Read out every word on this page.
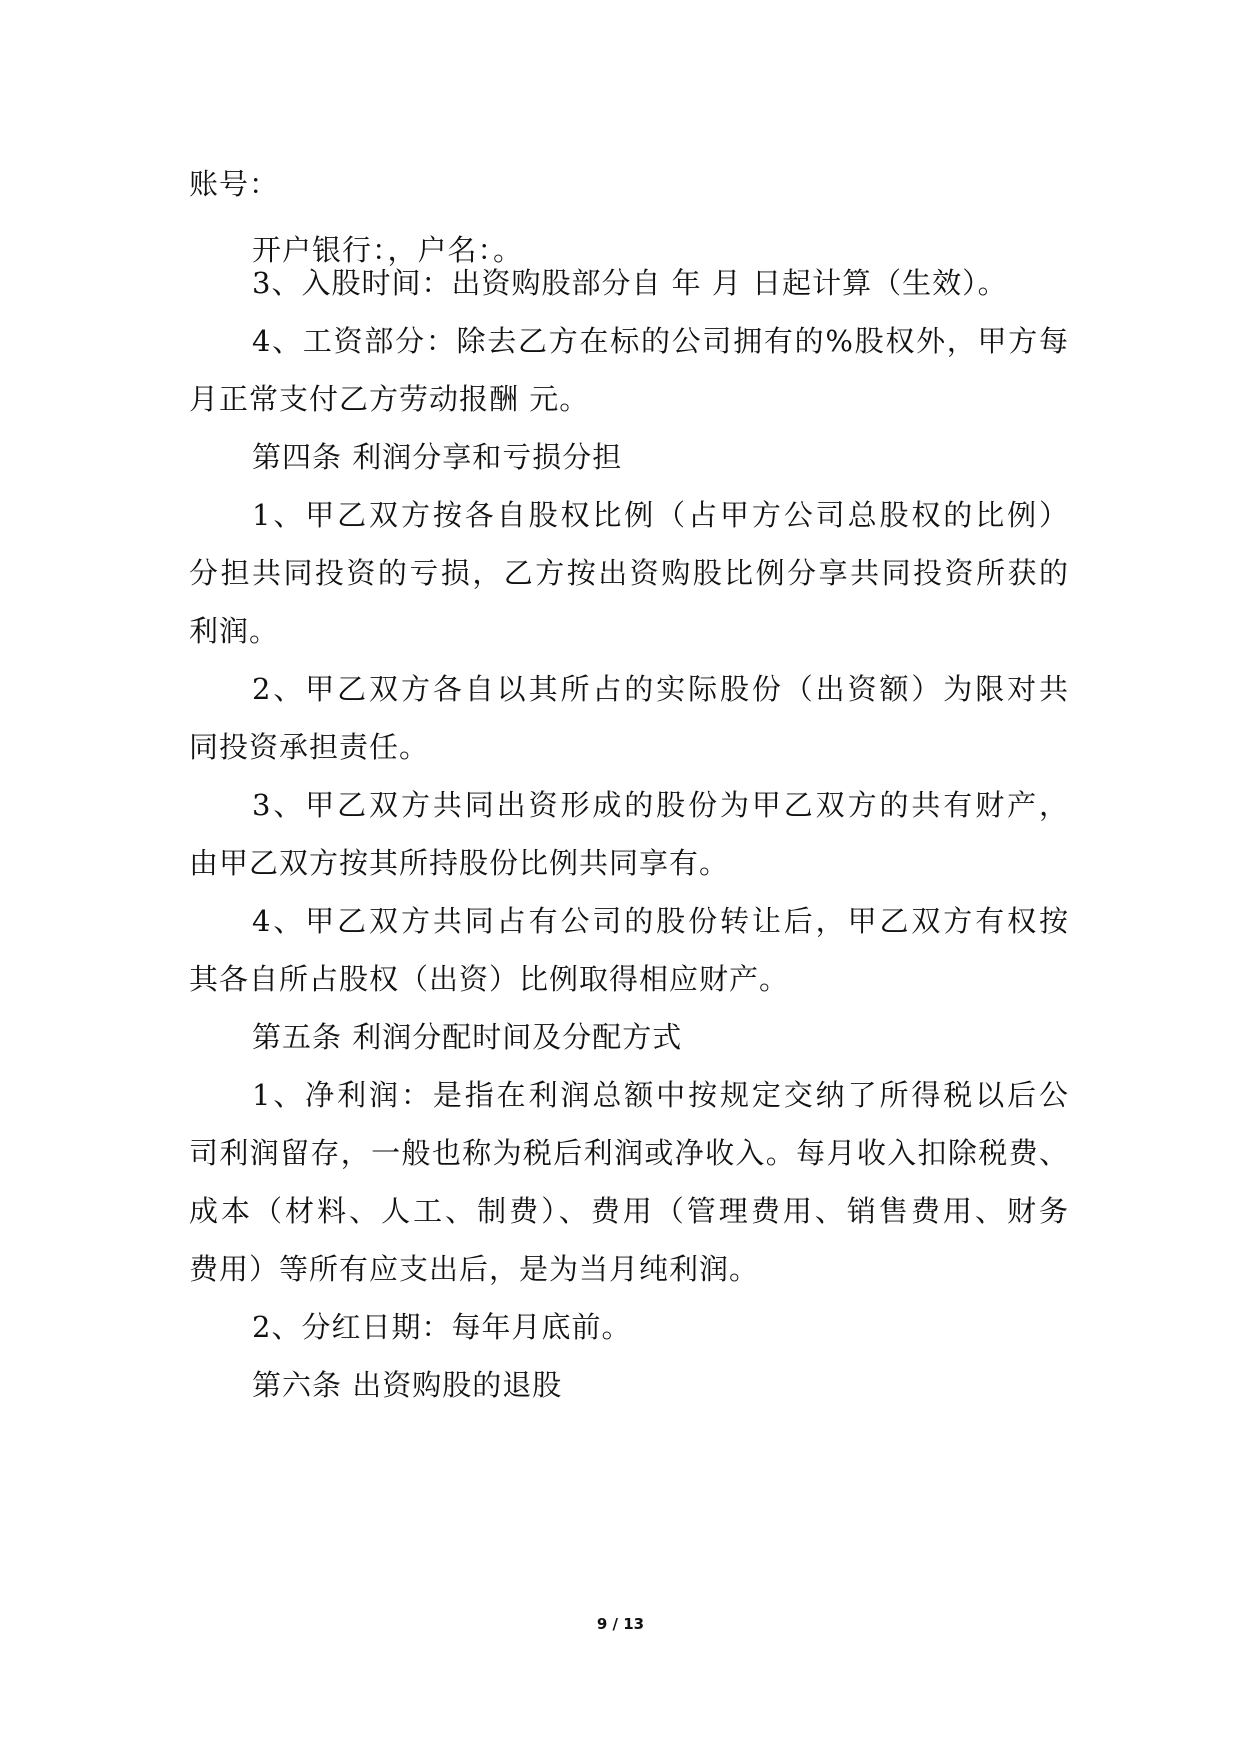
账号：
开户银行：，户名：。
3、入股时间：出资购股部分自 年 月 日起计算（生效）。
4、工资部分：除去乙方在标的公司拥有的%股权外，甲方每
月正常支付乙方劳动报酬 元。
第四条 利润分享和亏损分担
1、甲乙双方按各自股权比例（占甲方公司总股权的比例）
分担共同投资的亏损，乙方按出资购股比例分享共同投资所获的
利润。
2、甲乙双方各自以其所占的实际股份（出资额）为限对共
同投资承担责任。
3、甲乙双方共同出资形成的股份为甲乙双方的共有财产，
由甲乙双方按其所持股份比例共同享有。
4、甲乙双方共同占有公司的股份转让后，甲乙双方有权按
其各自所占股权（出资）比例取得相应财产。
第五条 利润分配时间及分配方式
1、净利润：是指在利润总额中按规定交纳了所得税以后公
司利润留存，一般也称为税后利润或净收入。每月收入扣除税费、
成本（材料、人工、制费）、费用（管理费用、销售费用、财务
费用）等所有应支出后，是为当月纯利润。
2、分红日期：每年月底前。
第六条 出资购股的退股
9 / 13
··········
→ GIVEN EXERCISE
Copy out all the records exactly, excluding pictures.

→ EXERCISE OUTPUT
Read out every word on this page.
账号：
开户银行：，户名：。
3、入股时间：出资购股部分自 年 月 日起计算（生效）。
4、工资部分：除去乙方在标的公司拥有的%股权外，甲方每
月正常支付乙方劳动报酬 元。
第四条 利润分享和亏损分担
1、甲乙双方按各自股权比例（占甲方公司总股权的比例）
分担共同投资的亏损，乙方按出资购股比例分享共同投资所获的
利润。
2、甲乙双方各自以其所占的实际股份（出资额）为限对共
同投资承担责任。
3、甲乙双方共同出资形成的股份为甲乙双方的共有财产，
由甲乙双方按其所持股份比例共同享有。
4、甲乙双方共同占有公司的股份转让后，甲乙双方有权按
其各自所占股权（出资）比例取得相应财产。
第五条 利润分配时间及分配方式
1、净利润：是指在利润总额中按规定交纳了所得税以后公
司利润留存，一般也称为税后利润或净收入。每月收入扣除税费、
成本（材料、人工、制费）、费用（管理费用、销售费用、财务
费用）等所有应支出后，是为当月纯利润。
2、分红日期：每年月底前。
第六条 出资购股的退股
9 / 13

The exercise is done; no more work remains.